▶ INSTRUCTIONS TO FOLLOW
Find each line with "PARTIELLEMENT" and copy it.

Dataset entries
## Start

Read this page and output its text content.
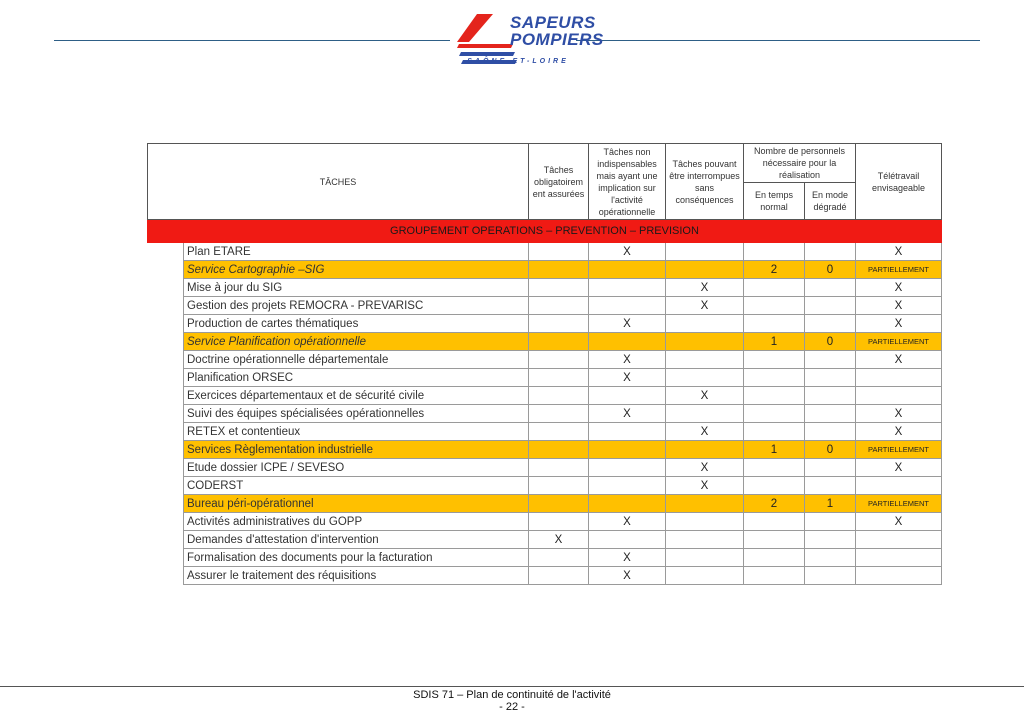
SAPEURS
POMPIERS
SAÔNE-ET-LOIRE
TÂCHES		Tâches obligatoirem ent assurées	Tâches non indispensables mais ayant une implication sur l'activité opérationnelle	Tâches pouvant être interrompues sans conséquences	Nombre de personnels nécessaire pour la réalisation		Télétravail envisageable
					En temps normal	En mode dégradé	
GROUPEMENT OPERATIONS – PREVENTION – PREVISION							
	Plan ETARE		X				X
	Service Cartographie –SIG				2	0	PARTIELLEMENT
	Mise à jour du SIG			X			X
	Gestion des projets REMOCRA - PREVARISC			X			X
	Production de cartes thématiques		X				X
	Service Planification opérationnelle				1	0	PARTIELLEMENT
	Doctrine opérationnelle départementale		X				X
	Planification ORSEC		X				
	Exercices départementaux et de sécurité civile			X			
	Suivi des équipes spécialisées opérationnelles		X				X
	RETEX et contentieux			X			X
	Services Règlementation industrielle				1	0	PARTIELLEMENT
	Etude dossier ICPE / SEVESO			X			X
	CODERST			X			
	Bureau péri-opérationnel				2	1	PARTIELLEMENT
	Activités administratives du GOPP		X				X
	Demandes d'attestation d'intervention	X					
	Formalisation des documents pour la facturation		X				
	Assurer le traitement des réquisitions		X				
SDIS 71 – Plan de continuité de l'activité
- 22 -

## End
## Start

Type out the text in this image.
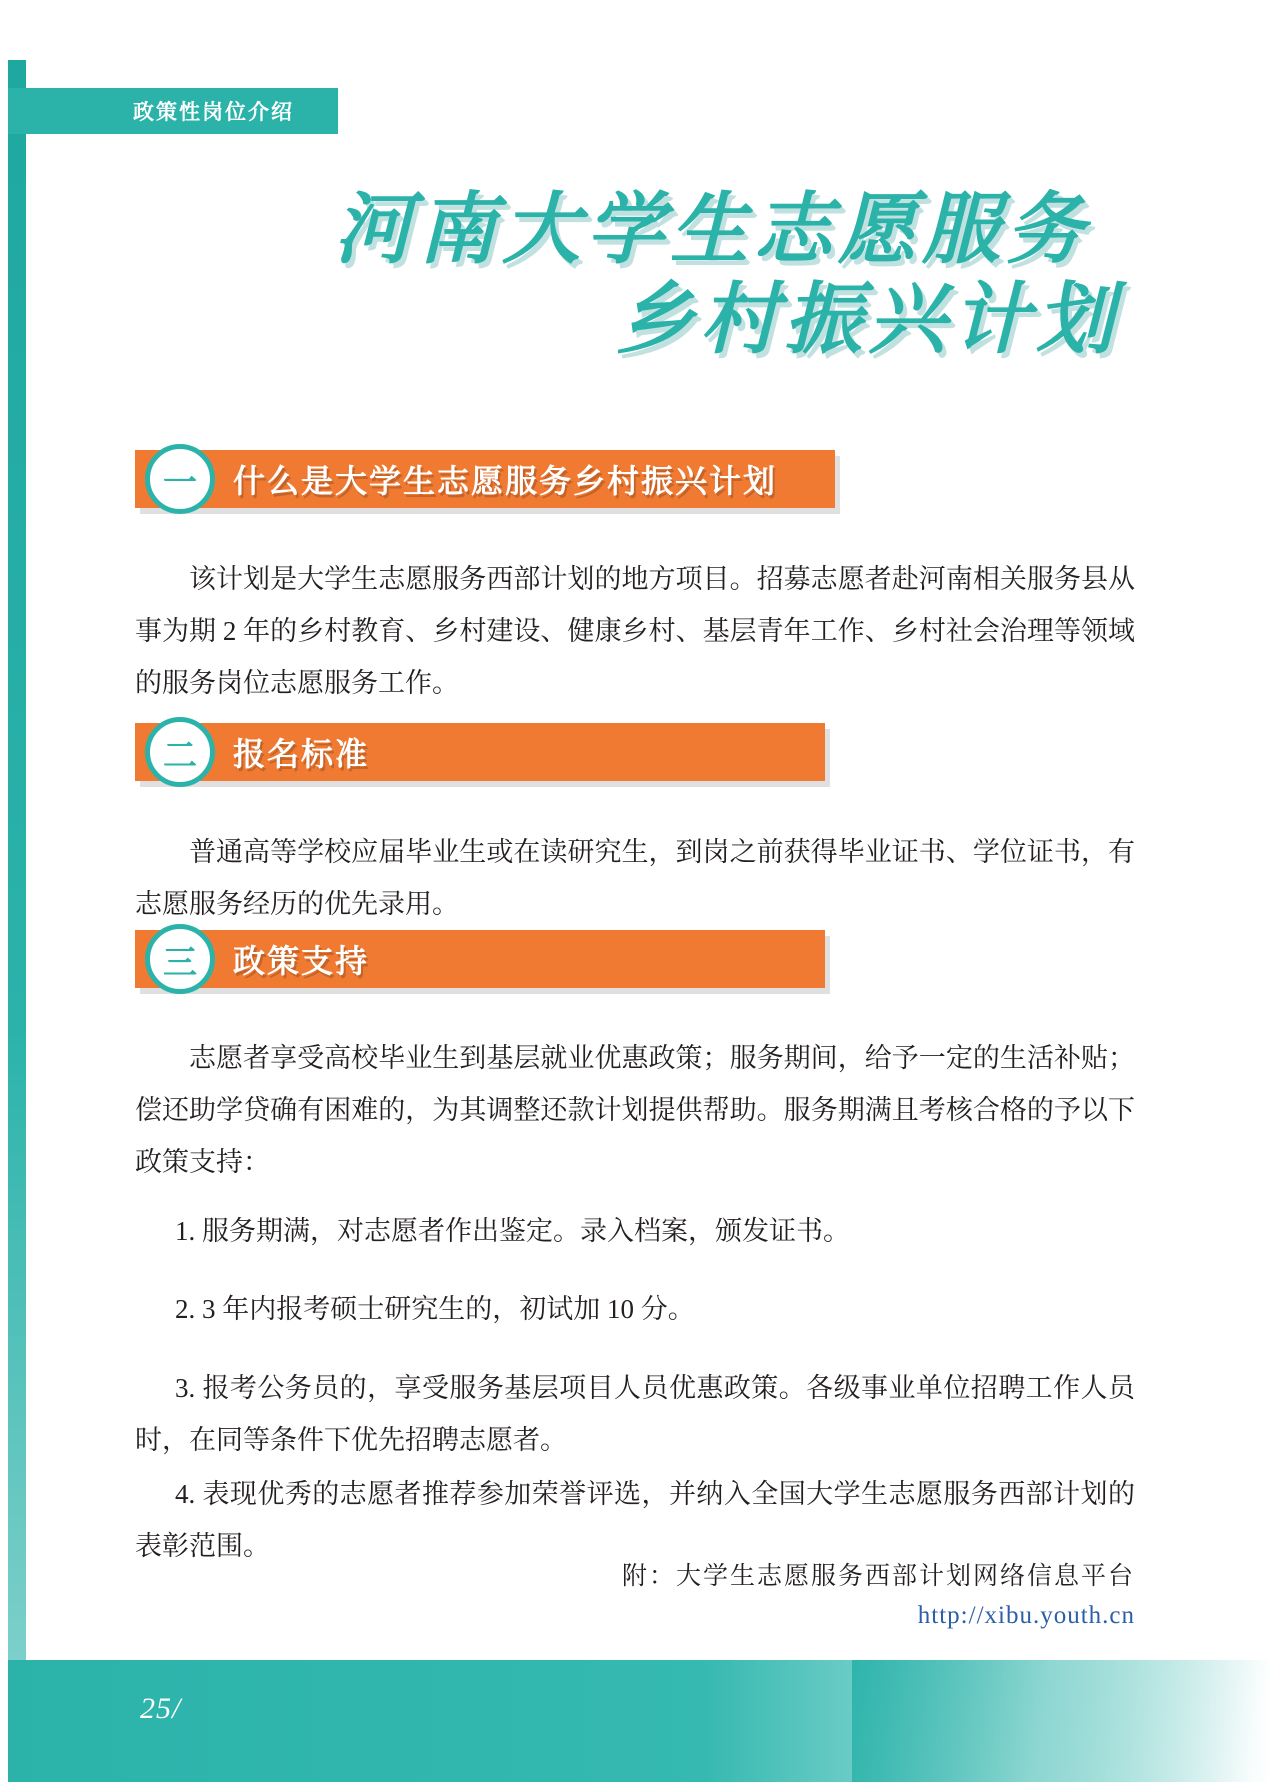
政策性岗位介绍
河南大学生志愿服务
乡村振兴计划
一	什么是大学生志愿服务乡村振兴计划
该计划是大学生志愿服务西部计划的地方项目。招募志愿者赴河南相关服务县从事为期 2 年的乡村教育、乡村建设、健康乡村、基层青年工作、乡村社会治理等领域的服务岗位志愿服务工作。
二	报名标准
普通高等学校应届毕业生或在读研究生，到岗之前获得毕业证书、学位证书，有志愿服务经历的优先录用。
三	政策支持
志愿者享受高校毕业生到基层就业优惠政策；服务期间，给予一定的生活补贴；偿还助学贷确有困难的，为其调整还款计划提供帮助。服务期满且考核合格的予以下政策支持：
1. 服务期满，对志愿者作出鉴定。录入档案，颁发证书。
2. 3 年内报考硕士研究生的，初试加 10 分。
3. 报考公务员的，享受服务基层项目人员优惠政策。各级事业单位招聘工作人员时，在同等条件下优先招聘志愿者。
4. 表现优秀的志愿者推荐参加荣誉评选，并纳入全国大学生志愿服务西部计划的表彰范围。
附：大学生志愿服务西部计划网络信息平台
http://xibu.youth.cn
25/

## End

▶ WORKED SOLUTION
	Service Cartographie –SIG				2	0	PARTIELLEMENT
	Service Planification opérationnelle				1	0	PARTIELLEMENT
	Services Règlementation industrielle				1	0	PARTIELLEMENT
	Bureau péri-opérationnel				2	1	PARTIELLEMENT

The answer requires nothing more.